Short task:
Check each line for the word "ASISTENCIA" and give how many have it. Say nothing else.

Material shown:

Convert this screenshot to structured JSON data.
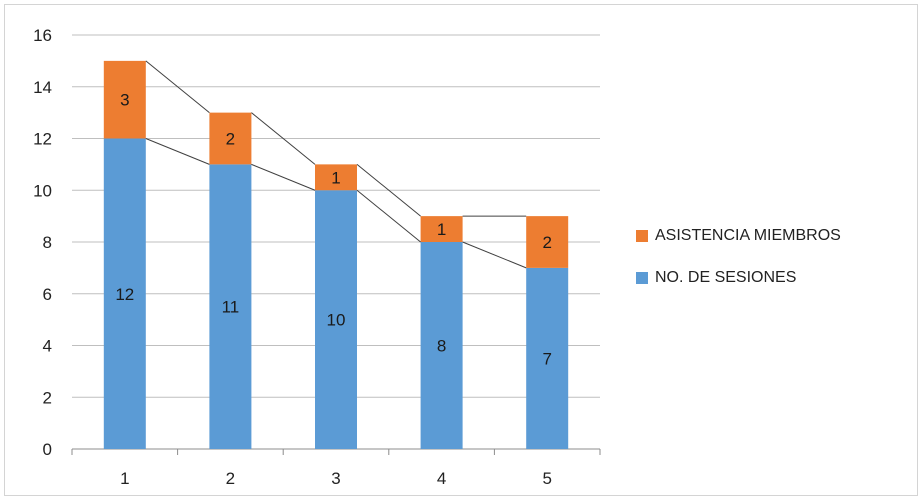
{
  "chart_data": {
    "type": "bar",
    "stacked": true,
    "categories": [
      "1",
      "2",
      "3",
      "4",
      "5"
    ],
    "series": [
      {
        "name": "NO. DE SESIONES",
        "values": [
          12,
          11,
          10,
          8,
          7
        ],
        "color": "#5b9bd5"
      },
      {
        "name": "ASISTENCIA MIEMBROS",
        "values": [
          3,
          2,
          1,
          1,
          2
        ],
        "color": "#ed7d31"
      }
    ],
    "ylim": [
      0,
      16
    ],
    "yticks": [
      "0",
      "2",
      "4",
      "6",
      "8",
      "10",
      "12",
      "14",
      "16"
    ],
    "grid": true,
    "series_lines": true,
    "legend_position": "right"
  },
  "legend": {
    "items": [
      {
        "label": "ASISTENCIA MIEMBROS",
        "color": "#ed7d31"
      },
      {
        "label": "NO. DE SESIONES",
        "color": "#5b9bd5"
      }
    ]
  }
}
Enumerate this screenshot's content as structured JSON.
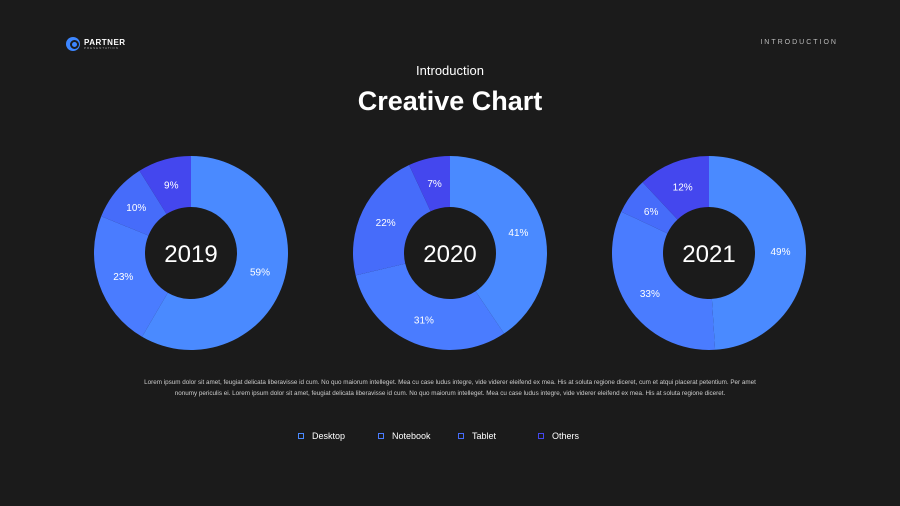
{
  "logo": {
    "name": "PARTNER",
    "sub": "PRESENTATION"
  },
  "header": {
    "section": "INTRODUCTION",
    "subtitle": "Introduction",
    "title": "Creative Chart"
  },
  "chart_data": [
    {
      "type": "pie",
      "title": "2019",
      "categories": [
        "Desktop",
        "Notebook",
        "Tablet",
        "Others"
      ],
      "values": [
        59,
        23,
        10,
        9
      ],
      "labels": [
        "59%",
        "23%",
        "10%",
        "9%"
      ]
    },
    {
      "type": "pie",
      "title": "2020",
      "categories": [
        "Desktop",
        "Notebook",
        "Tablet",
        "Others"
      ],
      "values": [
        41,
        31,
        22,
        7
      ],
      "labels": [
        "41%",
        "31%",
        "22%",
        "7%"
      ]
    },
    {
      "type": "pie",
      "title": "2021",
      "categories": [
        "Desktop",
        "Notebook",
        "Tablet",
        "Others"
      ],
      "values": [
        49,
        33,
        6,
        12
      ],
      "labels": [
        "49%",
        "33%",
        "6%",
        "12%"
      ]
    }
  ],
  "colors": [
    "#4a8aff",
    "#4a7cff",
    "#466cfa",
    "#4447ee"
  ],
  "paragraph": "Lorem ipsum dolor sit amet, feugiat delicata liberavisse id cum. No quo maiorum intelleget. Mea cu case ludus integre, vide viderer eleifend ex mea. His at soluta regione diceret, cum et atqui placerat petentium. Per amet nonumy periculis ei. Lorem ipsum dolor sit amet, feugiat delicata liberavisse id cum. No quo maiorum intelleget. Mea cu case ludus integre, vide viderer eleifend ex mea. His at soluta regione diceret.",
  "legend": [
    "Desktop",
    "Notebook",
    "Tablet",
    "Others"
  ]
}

Exercise output:
2